begin
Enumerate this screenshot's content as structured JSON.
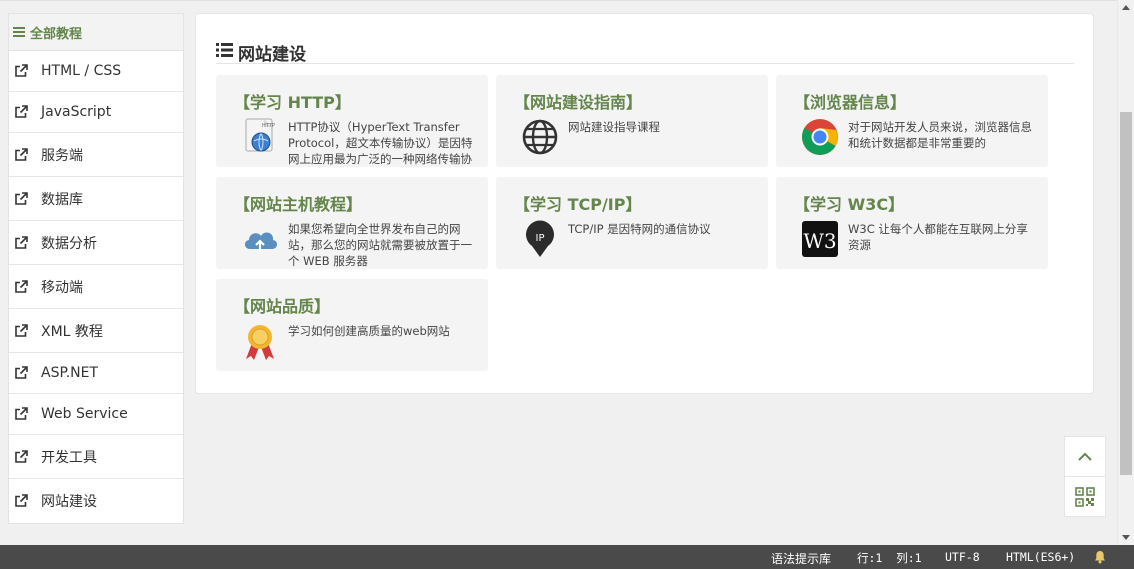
{
  "sidebar": {
    "header": "全部教程",
    "items": [
      {
        "label": "HTML / CSS"
      },
      {
        "label": "JavaScript"
      },
      {
        "label": "服务端"
      },
      {
        "label": "数据库"
      },
      {
        "label": "数据分析"
      },
      {
        "label": "移动端"
      },
      {
        "label": "XML 教程"
      },
      {
        "label": "ASP.NET"
      },
      {
        "label": "Web Service"
      },
      {
        "label": "开发工具"
      },
      {
        "label": "网站建设"
      }
    ]
  },
  "main": {
    "title": "网站建设",
    "cards": [
      {
        "title": "【学习 HTTP】",
        "desc": "HTTP协议（HyperText Transfer Protocol，超文本传输协议）是因特网上应用最为广泛的一种网络传输协议",
        "icon": "http-icon"
      },
      {
        "title": "【网站建设指南】",
        "desc": "网站建设指导课程",
        "icon": "globe-icon"
      },
      {
        "title": "【浏览器信息】",
        "desc": "对于网站开发人员来说，浏览器信息和统计数据都是非常重要的",
        "icon": "chrome-icon"
      },
      {
        "title": "【网站主机教程】",
        "desc": "如果您希望向全世界发布自己的网站，那么您的网站就需要被放置于一个 WEB 服务器",
        "icon": "cloud-upload-icon"
      },
      {
        "title": "【学习 TCP/IP】",
        "desc": "TCP/IP 是因特网的通信协议",
        "icon": "ip-pin-icon"
      },
      {
        "title": "【学习 W3C】",
        "desc": "W3C 让每个人都能在互联网上分享资源",
        "icon": "w3c-icon"
      },
      {
        "title": "【网站品质】",
        "desc": "学习如何创建高质量的web网站",
        "icon": "award-ribbon-icon"
      }
    ]
  },
  "statusbar": {
    "syntax_hint": "语法提示库",
    "row_col": "行:1  列:1",
    "encoding": "UTF-8",
    "language": "HTML(ES6+)"
  },
  "colors": {
    "accent": "#64854c",
    "statusbar_bg": "#4a4a4a",
    "card_bg": "#f4f4f4"
  }
}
end
SET EXERCISE: Pick out the lines containing the string "icon" and show them.

RESPONSE TO THIS TASK:
        "icon": "http-icon"
        "icon": "globe-icon"
        "icon": "chrome-icon"
        "icon": "cloud-upload-icon"
        "icon": "ip-pin-icon"
        "icon": "w3c-icon"
        "icon": "award-ribbon-icon"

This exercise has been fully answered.